◆ **EXERCISE**: List each line of the data in which the string "America" appears.

## start ENTRIES

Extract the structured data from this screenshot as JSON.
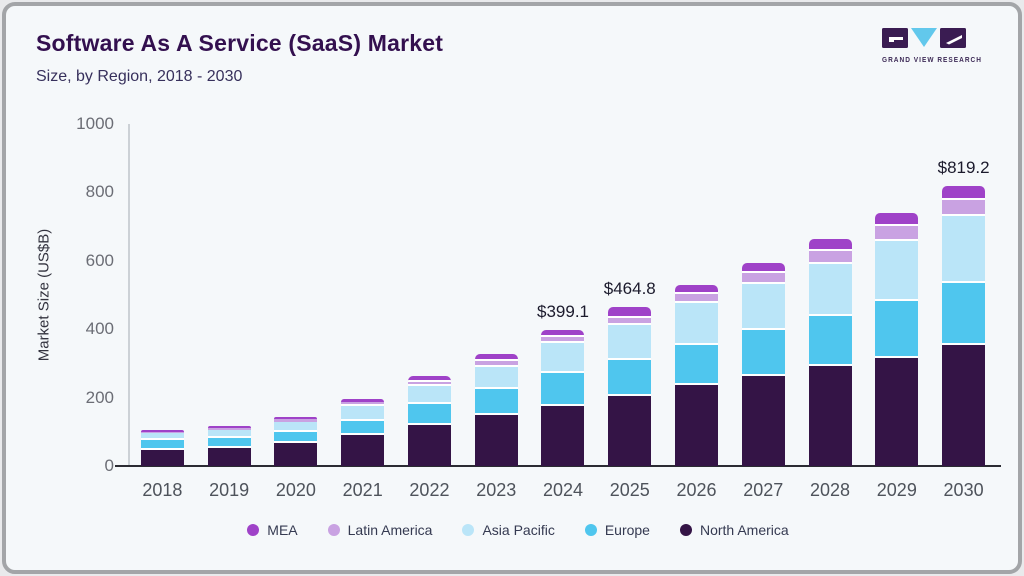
{
  "header": {
    "title": "Software As A Service (SaaS) Market",
    "subtitle": "Size, by Region, 2018 - 2030",
    "logo_text": "GRAND VIEW RESEARCH"
  },
  "colors": {
    "background": "#f5f8fa",
    "frame_border": "#a3a5a8",
    "title": "#33104f",
    "logo_dark": "#3a1c52",
    "logo_triangle": "#62c8ec",
    "segment_separator": "#ffffff"
  },
  "chart_data": {
    "type": "bar",
    "stacked": true,
    "title": "Software As A Service (SaaS) Market",
    "subtitle": "Size, by Region, 2018 - 2030",
    "xlabel": "",
    "ylabel": "Market Size (US$B)",
    "ylim": [
      0,
      1000
    ],
    "yticks": [
      "0",
      "200",
      "400",
      "600",
      "800",
      "1000"
    ],
    "grid": false,
    "legend_position": "bottom",
    "categories": [
      "2018",
      "2019",
      "2020",
      "2021",
      "2022",
      "2023",
      "2024",
      "2025",
      "2026",
      "2027",
      "2028",
      "2029",
      "2030"
    ],
    "series": [
      {
        "name": "North America",
        "color": "#341446",
        "values": [
          48,
          52,
          66,
          90,
          120,
          150,
          176,
          206,
          236,
          262,
          291,
          316,
          354
        ]
      },
      {
        "name": "Europe",
        "color": "#4fc6ee",
        "values": [
          28,
          31,
          34,
          43,
          61,
          75,
          97,
          104,
          117,
          135,
          149,
          167,
          181
        ]
      },
      {
        "name": "Asia Pacific",
        "color": "#bae5f8",
        "values": [
          20,
          22,
          28,
          42,
          53,
          65,
          86,
          101,
          124,
          136,
          151,
          175,
          196
        ]
      },
      {
        "name": "Latin America",
        "color": "#c9a2e2",
        "values": [
          4,
          6,
          9,
          12,
          13,
          17,
          19,
          21,
          25,
          31,
          38,
          44,
          47
        ]
      },
      {
        "name": "MEA",
        "color": "#9f42c8",
        "values": [
          4,
          5,
          7,
          10,
          15,
          20,
          21.1,
          32.8,
          28,
          31,
          35,
          38,
          41.2
        ]
      }
    ],
    "totals": [
      104,
      116,
      144,
      197,
      262,
      327,
      399.1,
      464.8,
      530,
      595,
      664,
      740,
      819.2
    ],
    "legend_order": [
      "MEA",
      "Latin America",
      "Asia Pacific",
      "Europe",
      "North America"
    ],
    "annotations": [
      {
        "category": "2024",
        "label": "$399.1"
      },
      {
        "category": "2025",
        "label": "$464.8"
      },
      {
        "category": "2030",
        "label": "$819.2"
      }
    ]
  }
}
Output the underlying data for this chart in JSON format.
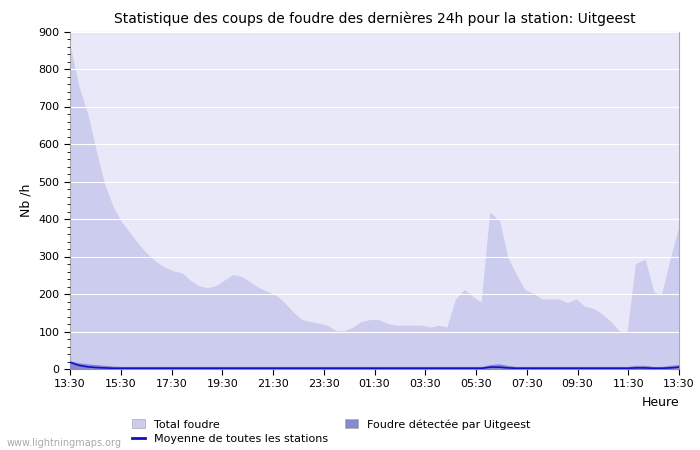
{
  "title": "Statistique des coups de foudre des dernières 24h pour la station: Uitgeest",
  "ylabel": "Nb /h",
  "xlabel": "Heure",
  "ylim": [
    0,
    900
  ],
  "yticks": [
    0,
    100,
    200,
    300,
    400,
    500,
    600,
    700,
    800,
    900
  ],
  "xtick_labels": [
    "13:30",
    "15:30",
    "17:30",
    "19:30",
    "21:30",
    "23:30",
    "01:30",
    "03:30",
    "05:30",
    "07:30",
    "09:30",
    "11:30",
    "13:30"
  ],
  "bg_color": "#ffffff",
  "plot_bg_color": "#e8e8f8",
  "grid_color": "#ffffff",
  "color_total": "#ccccee",
  "color_detected": "#8888cc",
  "color_mean_line": "#1111cc",
  "watermark": "www.lightningmaps.org",
  "total_foudre": [
    855,
    750,
    680,
    580,
    490,
    430,
    390,
    360,
    330,
    305,
    285,
    270,
    260,
    255,
    235,
    220,
    215,
    220,
    235,
    250,
    245,
    230,
    215,
    205,
    195,
    175,
    150,
    130,
    125,
    120,
    115,
    100,
    100,
    110,
    125,
    130,
    130,
    120,
    115,
    115,
    115,
    115,
    110,
    115,
    110,
    185,
    210,
    190,
    175,
    415,
    395,
    295,
    250,
    210,
    200,
    185,
    185,
    185,
    175,
    185,
    165,
    160,
    145,
    125,
    100,
    95,
    280,
    290,
    205,
    195,
    290,
    375
  ],
  "detected_uitgeest": [
    20,
    15,
    12,
    10,
    8,
    6,
    5,
    5,
    5,
    5,
    5,
    5,
    5,
    5,
    5,
    5,
    5,
    5,
    5,
    5,
    5,
    5,
    5,
    5,
    5,
    5,
    5,
    5,
    5,
    5,
    5,
    5,
    5,
    5,
    5,
    5,
    5,
    5,
    5,
    5,
    5,
    5,
    5,
    5,
    5,
    5,
    5,
    5,
    5,
    10,
    12,
    8,
    5,
    5,
    5,
    5,
    5,
    5,
    5,
    5,
    5,
    5,
    5,
    5,
    5,
    5,
    8,
    8,
    5,
    5,
    8,
    10
  ],
  "mean_line": [
    18,
    10,
    6,
    4,
    3,
    2,
    2,
    2,
    2,
    2,
    2,
    2,
    2,
    2,
    2,
    2,
    2,
    2,
    2,
    2,
    2,
    2,
    2,
    2,
    2,
    2,
    2,
    2,
    2,
    2,
    2,
    2,
    2,
    2,
    2,
    2,
    2,
    2,
    2,
    2,
    2,
    2,
    2,
    2,
    2,
    2,
    2,
    2,
    2,
    5,
    5,
    3,
    2,
    2,
    2,
    2,
    2,
    2,
    2,
    2,
    2,
    2,
    2,
    2,
    2,
    2,
    3,
    3,
    2,
    2,
    3,
    5
  ],
  "legend_total_label": "Total foudre",
  "legend_detected_label": "Foudre détectée par Uitgeest",
  "legend_mean_label": "Moyenne de toutes les stations"
}
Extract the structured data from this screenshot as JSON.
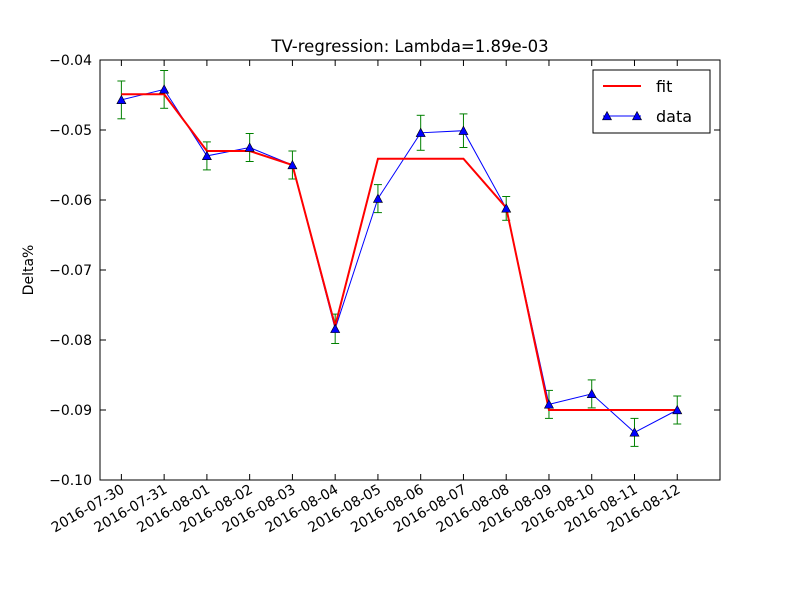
{
  "chart_data": {
    "type": "line",
    "title": "TV-regression: Lambda=1.89e-03",
    "xlabel": "",
    "ylabel": "Delta%",
    "ylim": [
      -0.1,
      -0.04
    ],
    "yticks": [
      -0.04,
      -0.05,
      -0.06,
      -0.07,
      -0.08,
      -0.09,
      -0.1
    ],
    "ytick_labels": [
      "−0.04",
      "−0.05",
      "−0.06",
      "−0.07",
      "−0.08",
      "−0.09",
      "−0.10"
    ],
    "categories": [
      "2016-07-30",
      "2016-07-31",
      "2016-08-01",
      "2016-08-02",
      "2016-08-03",
      "2016-08-04",
      "2016-08-05",
      "2016-08-06",
      "2016-08-07",
      "2016-08-08",
      "2016-08-09",
      "2016-08-10",
      "2016-08-11",
      "2016-08-12"
    ],
    "grid": false,
    "legend": "upper-right",
    "series": [
      {
        "name": "fit",
        "color": "#ff0000",
        "marker": "none",
        "values": [
          -0.0449,
          -0.0449,
          -0.053,
          -0.053,
          -0.055,
          -0.078,
          -0.0541,
          -0.0541,
          -0.0541,
          -0.0611,
          -0.09,
          -0.09,
          -0.09,
          -0.09
        ]
      },
      {
        "name": "data",
        "color": "#0000ff",
        "marker": "triangle",
        "values": [
          -0.0457,
          -0.0442,
          -0.0537,
          -0.0525,
          -0.055,
          -0.0784,
          -0.0598,
          -0.0504,
          -0.0501,
          -0.0612,
          -0.0892,
          -0.0877,
          -0.0932,
          -0.09
        ],
        "errors": [
          0.0027,
          0.0027,
          0.002,
          0.002,
          0.002,
          0.0021,
          0.002,
          0.0025,
          0.0024,
          0.0017,
          0.002,
          0.002,
          0.002,
          0.002
        ],
        "error_color": "#008000"
      }
    ]
  }
}
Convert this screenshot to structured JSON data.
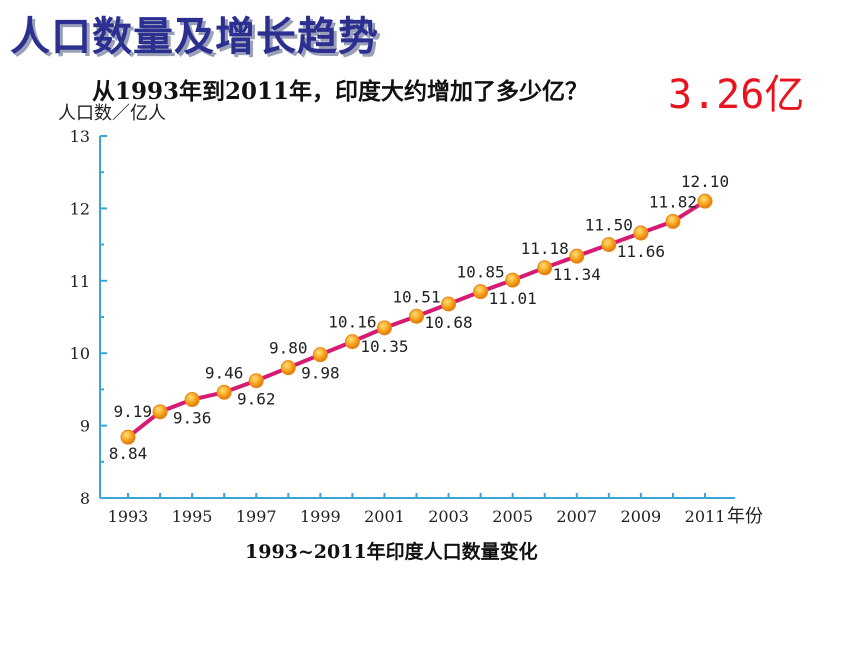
{
  "header": {
    "title": "人口数量及增长趋势",
    "question": "从1993年到2011年，印度大约增加了多少亿？",
    "answer": "3.26亿"
  },
  "caption": "1993~2011年印度人口数量变化",
  "chart_data": {
    "type": "line",
    "ylabel": "人口数／亿人",
    "xlabel": "年份",
    "ylim": [
      8,
      13
    ],
    "yticks": [
      8,
      9,
      10,
      11,
      12,
      13
    ],
    "xticks": [
      1993,
      1995,
      1997,
      1999,
      2001,
      2003,
      2005,
      2007,
      2009,
      2011
    ],
    "x": [
      1993,
      1994,
      1995,
      1996,
      1997,
      1998,
      1999,
      2000,
      2001,
      2002,
      2003,
      2004,
      2005,
      2006,
      2007,
      2008,
      2009,
      2010,
      2011
    ],
    "values": [
      8.84,
      9.19,
      9.36,
      9.46,
      9.62,
      9.8,
      9.98,
      10.16,
      10.35,
      10.51,
      10.68,
      10.85,
      11.01,
      11.18,
      11.34,
      11.5,
      11.66,
      11.82,
      12.1
    ],
    "labels": [
      "8.84",
      "9.19",
      "9.36",
      "9.46",
      "9.62",
      "9.80",
      "9.98",
      "10.16",
      "10.35",
      "10.51",
      "10.68",
      "10.85",
      "11.01",
      "11.18",
      "11.34",
      "11.50",
      "11.66",
      "11.82",
      "12.10"
    ],
    "line_color": "#d81b72",
    "marker_color": "#f7a21b",
    "axis_color": "#3aa6d8"
  }
}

## end ENTRIES

◆ **RESPONSE TO THE EXERCISE**:
        "name": "North America",
        "name": "Latin America",
      "Latin America",
      "North America"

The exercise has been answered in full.